PROBLEM DESCRIPTION:
Every record below should be transcribed exactly. Omit the images.

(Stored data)
++++++++++++++++++++

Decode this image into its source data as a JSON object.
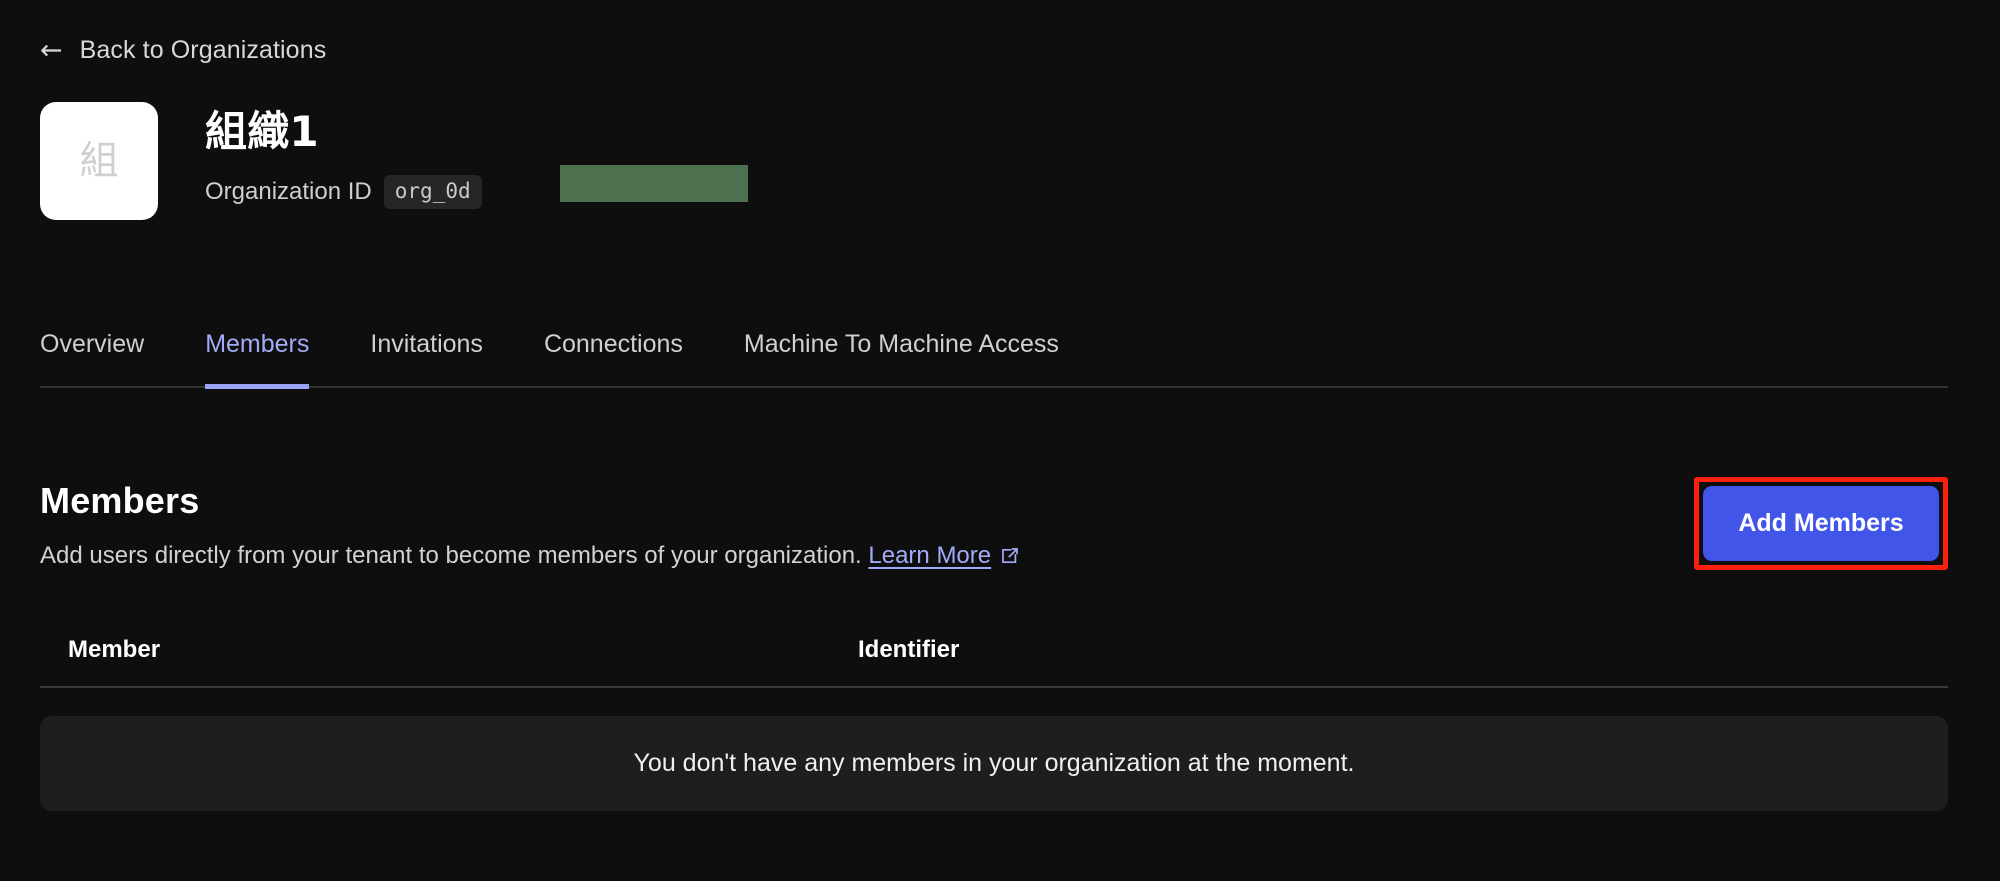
{
  "back_link": {
    "icon": "arrow-left-icon",
    "arrow": "←",
    "label": "Back to Organizations"
  },
  "org_header": {
    "avatar_initial": "組",
    "title": "組織1",
    "id_label": "Organization ID",
    "id_value": "org_0d",
    "redacted": true,
    "redaction_color": "#4d714e"
  },
  "tabs": [
    {
      "label": "Overview",
      "active": false
    },
    {
      "label": "Members",
      "active": true
    },
    {
      "label": "Invitations",
      "active": false
    },
    {
      "label": "Connections",
      "active": false
    },
    {
      "label": "Machine To Machine Access",
      "active": false
    }
  ],
  "section": {
    "title": "Members",
    "description": "Add users directly from your tenant to become members of your organization.",
    "learn_more_label": "Learn More",
    "learn_more_icon": "external-link-icon"
  },
  "actions": {
    "add_members_label": "Add Members",
    "add_members_color": "#4155e8",
    "annotation_color": "#ff1f0f"
  },
  "table": {
    "columns": [
      "Member",
      "Identifier"
    ],
    "rows": [],
    "empty_message": "You don't have any members in your organization at the moment."
  },
  "colors": {
    "background": "#0e0e0e",
    "accent": "#a2abf8",
    "panel": "#1e1e1e",
    "text_primary": "#ffffff",
    "text_secondary": "#d2d2d2"
  }
}
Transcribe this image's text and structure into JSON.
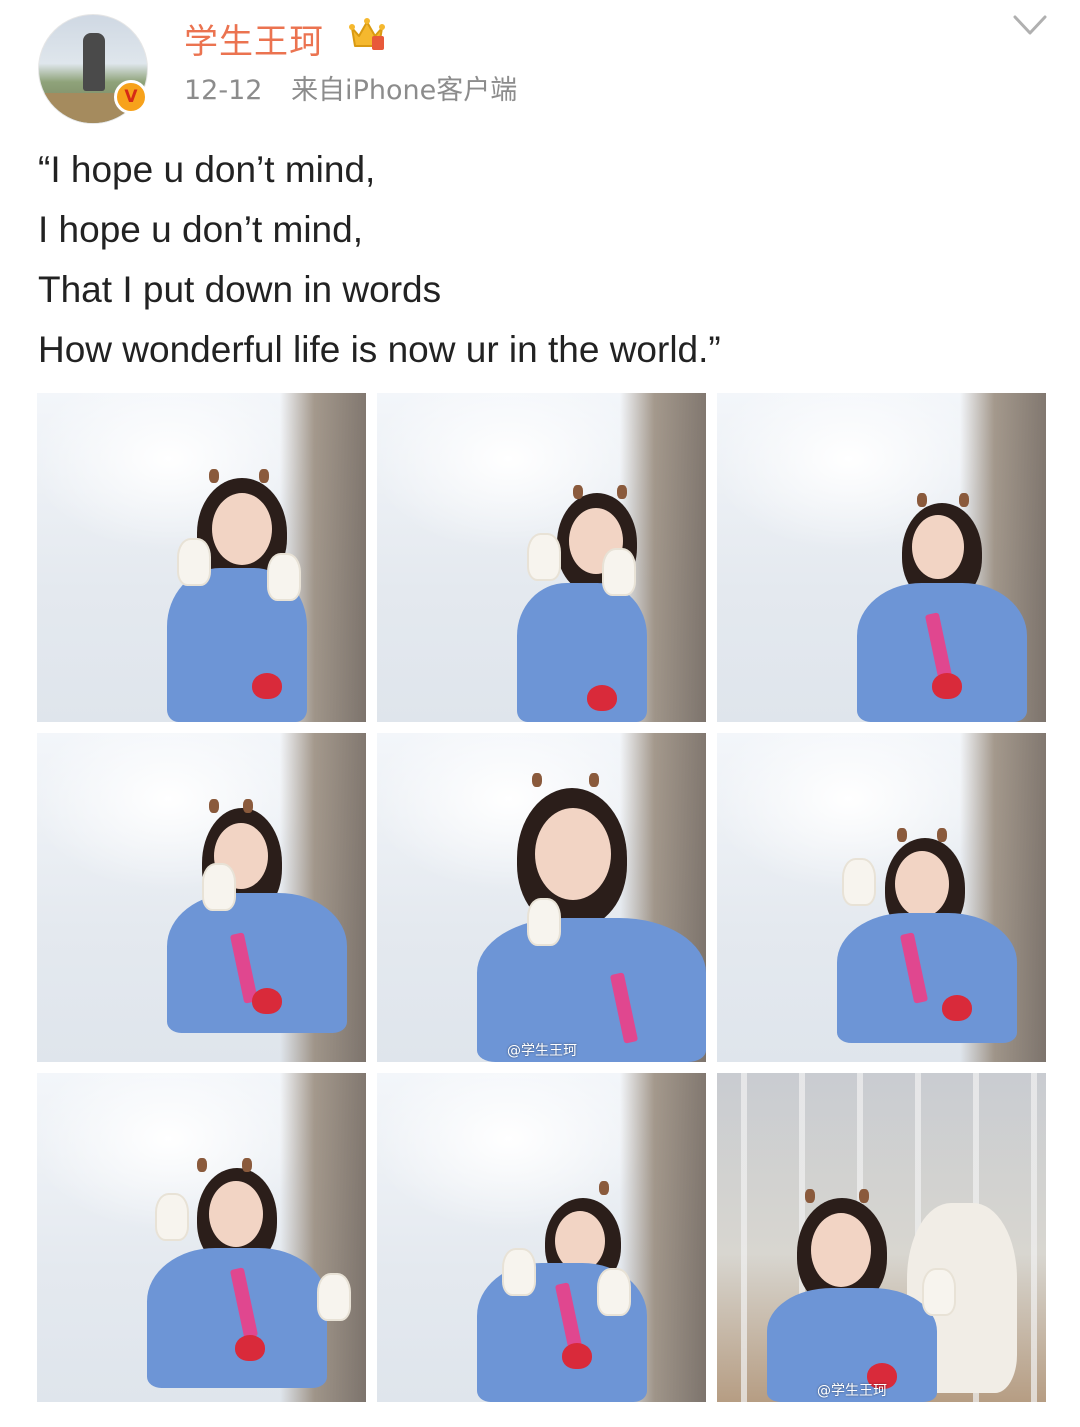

++++++++++++++++++++

TASK RESPONSE:
Decode this image into its source data as a JSON object.
{
  "back_link": {
    "icon": "arrow-left-icon",
    "arrow": "←",
    "label": "Back to Organizations"
  },
  "org_header": {
    "avatar_initial": "組",
    "title": "組織1",
    "id_label": "Organization ID",
    "id_value": "org_0d",
    "redacted": true,
    "redaction_color": "#4d714e"
  },
  "tabs": [
    {
      "label": "Overview",
      "active": false
    },
    {
      "label": "Members",
      "active": true
    },
    {
      "label": "Invitations",
      "active": false
    },
    {
      "label": "Connections",
      "active": false
    },
    {
      "label": "Machine To Machine Access",
      "active": false
    }
  ],
  "section": {
    "title": "Members",
    "description": "Add users directly from your tenant to become members of your organization.",
    "learn_more_label": "Learn More",
    "learn_more_icon": "external-link-icon"
  },
  "actions": {
    "add_members_label": "Add Members",
    "add_members_color": "#4155e8",
    "annotation_color": "#ff1f0f"
  },
  "table": {
    "columns": [
      "Member",
      "Identifier"
    ],
    "rows": [],
    "empty_message": "You don't have any members in your organization at the moment."
  },
  "colors": {
    "background": "#0e0e0e",
    "accent": "#a2abf8",
    "panel": "#1e1e1e",
    "text_primary": "#ffffff",
    "text_secondary": "#d2d2d2"
  }
}
Transcribe this image's text and structure into JSON.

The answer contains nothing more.